Set task – The records should be written out in full, with nothing altered.

-------- Input records

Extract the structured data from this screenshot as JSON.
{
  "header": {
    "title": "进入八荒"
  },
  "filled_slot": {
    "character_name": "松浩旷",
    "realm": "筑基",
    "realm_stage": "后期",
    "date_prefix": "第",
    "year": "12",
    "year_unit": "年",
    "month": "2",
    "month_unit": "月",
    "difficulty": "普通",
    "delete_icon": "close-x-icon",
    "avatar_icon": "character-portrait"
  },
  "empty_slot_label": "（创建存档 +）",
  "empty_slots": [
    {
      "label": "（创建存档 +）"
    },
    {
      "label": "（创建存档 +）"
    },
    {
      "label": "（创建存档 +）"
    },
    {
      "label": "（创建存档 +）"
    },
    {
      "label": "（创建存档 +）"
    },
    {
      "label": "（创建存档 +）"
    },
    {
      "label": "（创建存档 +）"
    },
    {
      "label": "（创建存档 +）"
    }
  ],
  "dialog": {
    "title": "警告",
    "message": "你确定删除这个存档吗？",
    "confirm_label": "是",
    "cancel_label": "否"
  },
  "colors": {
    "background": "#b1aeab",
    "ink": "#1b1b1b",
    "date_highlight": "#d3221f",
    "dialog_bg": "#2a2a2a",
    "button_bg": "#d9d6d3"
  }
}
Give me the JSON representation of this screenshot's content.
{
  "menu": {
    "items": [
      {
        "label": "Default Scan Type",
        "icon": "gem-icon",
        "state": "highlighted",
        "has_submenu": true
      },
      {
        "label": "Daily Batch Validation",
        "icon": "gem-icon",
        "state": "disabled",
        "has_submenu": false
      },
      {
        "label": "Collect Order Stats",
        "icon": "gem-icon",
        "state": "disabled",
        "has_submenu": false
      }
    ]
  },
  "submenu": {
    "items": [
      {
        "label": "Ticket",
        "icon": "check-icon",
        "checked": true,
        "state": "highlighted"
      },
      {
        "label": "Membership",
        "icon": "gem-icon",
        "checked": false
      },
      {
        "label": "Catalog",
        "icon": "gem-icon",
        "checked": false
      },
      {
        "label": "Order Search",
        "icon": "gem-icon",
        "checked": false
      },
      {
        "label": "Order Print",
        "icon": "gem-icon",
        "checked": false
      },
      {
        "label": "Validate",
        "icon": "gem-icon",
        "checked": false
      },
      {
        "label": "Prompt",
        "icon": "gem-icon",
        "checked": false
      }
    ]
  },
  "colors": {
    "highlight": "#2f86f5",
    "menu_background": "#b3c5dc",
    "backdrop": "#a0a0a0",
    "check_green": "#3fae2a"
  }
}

----------------

Result of the exercise –
Extract the structured data from this screenshot as JSON.
{
  "header": {
    "title": "进入八荒"
  },
  "filled_slot": {
    "character_name": "松浩旷",
    "realm": "筑基",
    "realm_stage": "后期",
    "date_prefix": "第",
    "year": "12",
    "year_unit": "年",
    "month": "2",
    "month_unit": "月",
    "difficulty": "普通",
    "delete_icon": "close-x-icon",
    "avatar_icon": "character-portrait"
  },
  "empty_slot_label": "（创建存档 +）",
  "empty_slots": [
    {
      "label": "（创建存档 +）"
    },
    {
      "label": "（创建存档 +）"
    },
    {
      "label": "（创建存档 +）"
    },
    {
      "label": "（创建存档 +）"
    },
    {
      "label": "（创建存档 +）"
    },
    {
      "label": "（创建存档 +）"
    },
    {
      "label": "（创建存档 +）"
    },
    {
      "label": "（创建存档 +）"
    }
  ],
  "dialog": {
    "title": "警告",
    "message": "你确定删除这个存档吗？",
    "confirm_label": "是",
    "cancel_label": "否"
  },
  "colors": {
    "background": "#b1aeab",
    "ink": "#1b1b1b",
    "date_highlight": "#d3221f",
    "dialog_bg": "#2a2a2a",
    "button_bg": "#d9d6d3"
  }
}
Give me the JSON representation of this screenshot's content.
{
  "menu": {
    "items": [
      {
        "label": "Default Scan Type",
        "icon": "gem-icon",
        "state": "highlighted",
        "has_submenu": true
      },
      {
        "label": "Daily Batch Validation",
        "icon": "gem-icon",
        "state": "disabled",
        "has_submenu": false
      },
      {
        "label": "Collect Order Stats",
        "icon": "gem-icon",
        "state": "disabled",
        "has_submenu": false
      }
    ]
  },
  "submenu": {
    "items": [
      {
        "label": "Ticket",
        "icon": "check-icon",
        "checked": true,
        "state": "highlighted"
      },
      {
        "label": "Membership",
        "icon": "gem-icon",
        "checked": false
      },
      {
        "label": "Catalog",
        "icon": "gem-icon",
        "checked": false
      },
      {
        "label": "Order Search",
        "icon": "gem-icon",
        "checked": false
      },
      {
        "label": "Order Print",
        "icon": "gem-icon",
        "checked": false
      },
      {
        "label": "Validate",
        "icon": "gem-icon",
        "checked": false
      },
      {
        "label": "Prompt",
        "icon": "gem-icon",
        "checked": false
      }
    ]
  },
  "colors": {
    "highlight": "#2f86f5",
    "menu_background": "#b3c5dc",
    "backdrop": "#a0a0a0",
    "check_green": "#3fae2a"
  }
}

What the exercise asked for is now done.